▶ [Recorded information]:
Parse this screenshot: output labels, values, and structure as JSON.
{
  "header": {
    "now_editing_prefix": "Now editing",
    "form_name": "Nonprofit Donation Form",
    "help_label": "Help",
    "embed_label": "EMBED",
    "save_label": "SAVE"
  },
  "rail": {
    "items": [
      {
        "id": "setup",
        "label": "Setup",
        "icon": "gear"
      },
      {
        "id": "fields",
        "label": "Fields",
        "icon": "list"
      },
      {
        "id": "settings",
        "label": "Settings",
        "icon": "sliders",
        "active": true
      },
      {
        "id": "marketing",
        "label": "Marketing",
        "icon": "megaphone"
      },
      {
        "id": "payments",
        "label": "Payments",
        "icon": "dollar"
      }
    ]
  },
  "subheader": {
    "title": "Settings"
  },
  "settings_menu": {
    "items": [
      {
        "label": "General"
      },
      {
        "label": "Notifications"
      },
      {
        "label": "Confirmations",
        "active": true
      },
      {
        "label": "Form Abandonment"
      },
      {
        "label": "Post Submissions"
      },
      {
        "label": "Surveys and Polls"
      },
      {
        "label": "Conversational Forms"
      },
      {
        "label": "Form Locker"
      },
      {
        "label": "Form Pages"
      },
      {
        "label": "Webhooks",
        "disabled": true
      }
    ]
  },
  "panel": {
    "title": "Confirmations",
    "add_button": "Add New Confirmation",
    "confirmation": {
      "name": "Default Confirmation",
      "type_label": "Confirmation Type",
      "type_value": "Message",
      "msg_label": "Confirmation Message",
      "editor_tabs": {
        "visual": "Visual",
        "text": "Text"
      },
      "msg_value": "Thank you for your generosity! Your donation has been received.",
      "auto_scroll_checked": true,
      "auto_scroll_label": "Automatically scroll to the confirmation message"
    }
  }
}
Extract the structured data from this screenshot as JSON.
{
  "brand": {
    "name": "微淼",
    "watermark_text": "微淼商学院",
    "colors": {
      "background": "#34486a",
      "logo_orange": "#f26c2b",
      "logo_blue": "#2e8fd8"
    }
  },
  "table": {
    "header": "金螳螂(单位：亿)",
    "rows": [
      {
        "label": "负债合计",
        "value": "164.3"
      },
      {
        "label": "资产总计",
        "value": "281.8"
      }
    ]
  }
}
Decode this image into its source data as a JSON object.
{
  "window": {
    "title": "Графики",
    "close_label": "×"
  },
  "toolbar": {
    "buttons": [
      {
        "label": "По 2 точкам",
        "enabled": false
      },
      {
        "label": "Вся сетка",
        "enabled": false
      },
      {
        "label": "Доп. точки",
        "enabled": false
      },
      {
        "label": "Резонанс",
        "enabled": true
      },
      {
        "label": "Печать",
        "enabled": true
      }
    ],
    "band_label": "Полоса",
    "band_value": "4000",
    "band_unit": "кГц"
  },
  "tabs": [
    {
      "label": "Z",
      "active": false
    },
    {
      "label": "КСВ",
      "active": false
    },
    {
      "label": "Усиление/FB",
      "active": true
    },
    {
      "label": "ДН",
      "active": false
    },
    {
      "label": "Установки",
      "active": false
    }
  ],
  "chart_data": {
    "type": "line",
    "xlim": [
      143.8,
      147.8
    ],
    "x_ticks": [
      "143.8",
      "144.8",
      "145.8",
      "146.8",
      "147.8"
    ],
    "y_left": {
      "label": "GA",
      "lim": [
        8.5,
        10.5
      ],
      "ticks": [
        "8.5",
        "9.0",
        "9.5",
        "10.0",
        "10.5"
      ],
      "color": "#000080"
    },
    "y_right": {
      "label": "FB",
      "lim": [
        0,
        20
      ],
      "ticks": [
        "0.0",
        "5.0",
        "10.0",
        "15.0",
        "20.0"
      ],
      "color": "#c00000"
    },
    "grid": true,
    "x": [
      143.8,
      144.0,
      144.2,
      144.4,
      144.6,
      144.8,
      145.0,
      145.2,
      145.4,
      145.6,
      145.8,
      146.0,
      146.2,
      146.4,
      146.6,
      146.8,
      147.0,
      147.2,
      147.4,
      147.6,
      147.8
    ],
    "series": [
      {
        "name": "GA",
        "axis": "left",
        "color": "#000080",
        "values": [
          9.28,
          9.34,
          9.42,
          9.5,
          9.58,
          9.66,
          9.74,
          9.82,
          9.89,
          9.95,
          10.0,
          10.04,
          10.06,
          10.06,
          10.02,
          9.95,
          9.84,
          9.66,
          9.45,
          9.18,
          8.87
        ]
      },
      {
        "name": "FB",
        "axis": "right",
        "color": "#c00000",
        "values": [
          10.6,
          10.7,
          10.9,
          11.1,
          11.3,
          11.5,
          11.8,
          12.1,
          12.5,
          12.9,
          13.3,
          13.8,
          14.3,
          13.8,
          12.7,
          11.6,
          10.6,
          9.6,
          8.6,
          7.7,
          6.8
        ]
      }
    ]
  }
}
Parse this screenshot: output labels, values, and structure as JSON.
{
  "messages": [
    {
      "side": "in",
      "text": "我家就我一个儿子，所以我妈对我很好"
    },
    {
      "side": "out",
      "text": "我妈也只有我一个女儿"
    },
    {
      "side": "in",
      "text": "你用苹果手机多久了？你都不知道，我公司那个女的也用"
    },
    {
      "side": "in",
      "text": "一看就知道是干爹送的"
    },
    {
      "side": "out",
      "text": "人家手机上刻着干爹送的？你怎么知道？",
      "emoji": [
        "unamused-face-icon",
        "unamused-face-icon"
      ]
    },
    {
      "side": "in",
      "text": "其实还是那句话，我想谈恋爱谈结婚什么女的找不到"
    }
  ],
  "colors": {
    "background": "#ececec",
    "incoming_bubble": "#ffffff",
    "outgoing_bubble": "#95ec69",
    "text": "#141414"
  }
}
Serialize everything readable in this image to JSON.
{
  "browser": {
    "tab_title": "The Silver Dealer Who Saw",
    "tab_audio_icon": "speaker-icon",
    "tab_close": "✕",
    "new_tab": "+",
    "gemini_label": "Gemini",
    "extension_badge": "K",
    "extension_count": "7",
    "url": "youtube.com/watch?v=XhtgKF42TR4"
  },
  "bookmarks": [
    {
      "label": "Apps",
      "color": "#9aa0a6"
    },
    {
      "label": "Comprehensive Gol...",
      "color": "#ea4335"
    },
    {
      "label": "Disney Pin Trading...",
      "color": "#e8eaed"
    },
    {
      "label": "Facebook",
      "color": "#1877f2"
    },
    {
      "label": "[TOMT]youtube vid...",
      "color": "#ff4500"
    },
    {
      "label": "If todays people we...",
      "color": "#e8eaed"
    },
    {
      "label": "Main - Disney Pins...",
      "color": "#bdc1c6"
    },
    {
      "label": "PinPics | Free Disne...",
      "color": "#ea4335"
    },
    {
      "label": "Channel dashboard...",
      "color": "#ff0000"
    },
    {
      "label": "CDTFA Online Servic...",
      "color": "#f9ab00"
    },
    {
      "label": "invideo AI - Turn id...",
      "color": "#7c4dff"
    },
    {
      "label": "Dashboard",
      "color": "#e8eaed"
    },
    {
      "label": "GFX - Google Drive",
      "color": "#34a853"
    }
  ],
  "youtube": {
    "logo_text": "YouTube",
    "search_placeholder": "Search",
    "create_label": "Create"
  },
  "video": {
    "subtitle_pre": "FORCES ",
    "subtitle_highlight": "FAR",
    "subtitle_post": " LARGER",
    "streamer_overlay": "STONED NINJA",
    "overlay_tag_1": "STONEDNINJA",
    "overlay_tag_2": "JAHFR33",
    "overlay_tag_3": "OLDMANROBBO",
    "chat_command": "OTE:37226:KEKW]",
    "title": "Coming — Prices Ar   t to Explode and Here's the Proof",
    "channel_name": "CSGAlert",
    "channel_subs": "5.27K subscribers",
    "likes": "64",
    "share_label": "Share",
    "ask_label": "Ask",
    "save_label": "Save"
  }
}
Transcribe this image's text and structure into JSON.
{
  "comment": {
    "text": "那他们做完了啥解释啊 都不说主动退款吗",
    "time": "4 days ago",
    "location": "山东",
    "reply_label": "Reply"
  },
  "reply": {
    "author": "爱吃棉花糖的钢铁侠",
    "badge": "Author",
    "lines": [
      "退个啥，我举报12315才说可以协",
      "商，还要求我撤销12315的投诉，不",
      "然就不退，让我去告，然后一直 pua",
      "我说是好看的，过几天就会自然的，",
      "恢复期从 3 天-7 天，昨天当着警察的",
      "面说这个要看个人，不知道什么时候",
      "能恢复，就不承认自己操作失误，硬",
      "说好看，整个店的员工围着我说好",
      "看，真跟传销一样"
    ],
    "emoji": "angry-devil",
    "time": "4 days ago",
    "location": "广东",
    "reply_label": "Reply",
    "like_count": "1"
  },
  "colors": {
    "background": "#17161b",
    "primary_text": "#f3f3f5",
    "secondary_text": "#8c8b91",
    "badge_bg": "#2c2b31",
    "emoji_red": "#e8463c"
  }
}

▶ [Problem to solve]: Count the lines in the records above that contain the word "Disney", and reply with only that number.

▶ [Task answer]: 2